***** EXTRACT PROVIDED

A Universal Pre-Analytical Challenge

Hemolysis occurs when red blood cells rupture, releasing hemoglobin and intracellular components into plasma. Hemolyzed samples can interfere with the measurement of many analytes, which is why hemolysis is a common cause of specimen rejection across all laboratories.

Hemolysis may result from traumatic venipuncture, prolonged tourniquet application, vigorous tube mixing, excessive squeezing during fingerstick collection, or exposure to extreme temperatures. These risks affect both venous and capillary collection methods¹²³.

The Tasso+ device reduces several of these risk factors by using vacuum-assisted upper-arm capillary flow rather than manual squeezing, which is a common contributor to hemolysis in fingerstick methods. Even so, no collection method is completely immune, which is why rapid transit and careful handling remain essential.

Expert depth

Pre-analytical hemolysis accounts for a substantial proportion of rejected specimens in clinical laboratories. Device design can reduce risk, but transport conditions and handling remain critical determinants.

Other Reasons Clinical Samples May Be Rejected

Every clinical laboratory occasionally receives specimens that cannot be analyzed. Rejection criteria exist to protect analytical validity and patient safety.

**********
***** DATA EXTRACTS

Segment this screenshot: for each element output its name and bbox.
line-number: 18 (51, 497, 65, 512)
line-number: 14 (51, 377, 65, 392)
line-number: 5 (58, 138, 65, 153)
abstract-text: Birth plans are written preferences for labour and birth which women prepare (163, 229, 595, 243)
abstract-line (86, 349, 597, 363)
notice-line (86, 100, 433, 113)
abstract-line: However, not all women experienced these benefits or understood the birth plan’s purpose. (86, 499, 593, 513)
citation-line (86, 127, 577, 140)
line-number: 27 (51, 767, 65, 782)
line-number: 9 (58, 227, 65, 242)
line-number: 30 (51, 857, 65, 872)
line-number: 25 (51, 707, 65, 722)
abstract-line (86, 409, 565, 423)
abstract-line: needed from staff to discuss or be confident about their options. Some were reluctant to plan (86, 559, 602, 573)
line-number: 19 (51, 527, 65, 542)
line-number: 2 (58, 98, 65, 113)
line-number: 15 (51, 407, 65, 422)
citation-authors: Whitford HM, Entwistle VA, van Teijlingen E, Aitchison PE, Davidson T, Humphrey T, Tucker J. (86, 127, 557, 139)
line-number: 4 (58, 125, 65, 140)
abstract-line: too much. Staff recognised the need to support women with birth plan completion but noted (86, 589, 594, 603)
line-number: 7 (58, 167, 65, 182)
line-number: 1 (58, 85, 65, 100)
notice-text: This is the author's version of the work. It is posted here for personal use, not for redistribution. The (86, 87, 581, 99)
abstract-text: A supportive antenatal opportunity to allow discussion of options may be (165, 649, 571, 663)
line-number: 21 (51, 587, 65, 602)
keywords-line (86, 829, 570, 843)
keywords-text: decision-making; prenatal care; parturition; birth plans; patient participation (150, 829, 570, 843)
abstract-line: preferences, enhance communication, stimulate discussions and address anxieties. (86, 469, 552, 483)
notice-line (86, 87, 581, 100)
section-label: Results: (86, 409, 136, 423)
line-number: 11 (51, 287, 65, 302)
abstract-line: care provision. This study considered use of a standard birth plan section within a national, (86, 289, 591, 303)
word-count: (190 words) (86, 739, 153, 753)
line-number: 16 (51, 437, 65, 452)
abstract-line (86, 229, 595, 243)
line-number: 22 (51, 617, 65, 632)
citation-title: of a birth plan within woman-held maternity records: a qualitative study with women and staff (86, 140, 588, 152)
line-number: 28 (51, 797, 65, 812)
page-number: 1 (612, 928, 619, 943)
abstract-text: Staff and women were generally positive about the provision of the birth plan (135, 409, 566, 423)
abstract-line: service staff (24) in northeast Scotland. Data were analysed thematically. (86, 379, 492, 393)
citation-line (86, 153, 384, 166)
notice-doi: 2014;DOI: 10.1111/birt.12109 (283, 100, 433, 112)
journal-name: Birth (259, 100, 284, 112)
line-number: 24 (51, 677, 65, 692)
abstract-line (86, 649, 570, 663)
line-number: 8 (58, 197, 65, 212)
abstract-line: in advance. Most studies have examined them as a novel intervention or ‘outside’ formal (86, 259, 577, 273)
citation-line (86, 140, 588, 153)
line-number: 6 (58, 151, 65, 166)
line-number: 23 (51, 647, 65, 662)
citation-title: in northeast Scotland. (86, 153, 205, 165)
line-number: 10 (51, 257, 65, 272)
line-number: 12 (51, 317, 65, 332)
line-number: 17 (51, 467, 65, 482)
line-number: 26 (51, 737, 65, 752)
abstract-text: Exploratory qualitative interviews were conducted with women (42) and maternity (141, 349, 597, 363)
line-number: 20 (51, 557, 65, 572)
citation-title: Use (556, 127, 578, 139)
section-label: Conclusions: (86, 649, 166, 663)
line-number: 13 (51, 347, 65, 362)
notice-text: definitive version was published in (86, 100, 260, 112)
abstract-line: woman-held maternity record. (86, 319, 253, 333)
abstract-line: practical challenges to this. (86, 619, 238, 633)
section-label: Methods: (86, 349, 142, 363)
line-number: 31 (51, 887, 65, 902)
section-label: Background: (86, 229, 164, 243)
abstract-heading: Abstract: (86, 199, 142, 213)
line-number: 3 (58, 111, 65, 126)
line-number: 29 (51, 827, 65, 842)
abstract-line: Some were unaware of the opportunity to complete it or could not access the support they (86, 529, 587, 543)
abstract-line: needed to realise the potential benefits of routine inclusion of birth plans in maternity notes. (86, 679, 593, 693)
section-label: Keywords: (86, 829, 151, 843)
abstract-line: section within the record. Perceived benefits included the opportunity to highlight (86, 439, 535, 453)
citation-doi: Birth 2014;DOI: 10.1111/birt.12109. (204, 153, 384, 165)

**********

== WHAT YOU SHOULD DO ==
Can you summarize the passage on hemolysis in two sentences?

== COMPLETED EXERCISE ==
Hemolysis, the rupture of red blood cells that releases hemoglobin and intracellular components into plasma, can interfere with the measurement of many analytes and is a common cause of specimen rejection in venous and capillary collection alike. The Tasso+ device reduces several risk factors by using vacuum-assisted upper-arm capillary flow instead of manual squeezing, but no collection method is completely immune, so rapid transit and careful handling remain essential.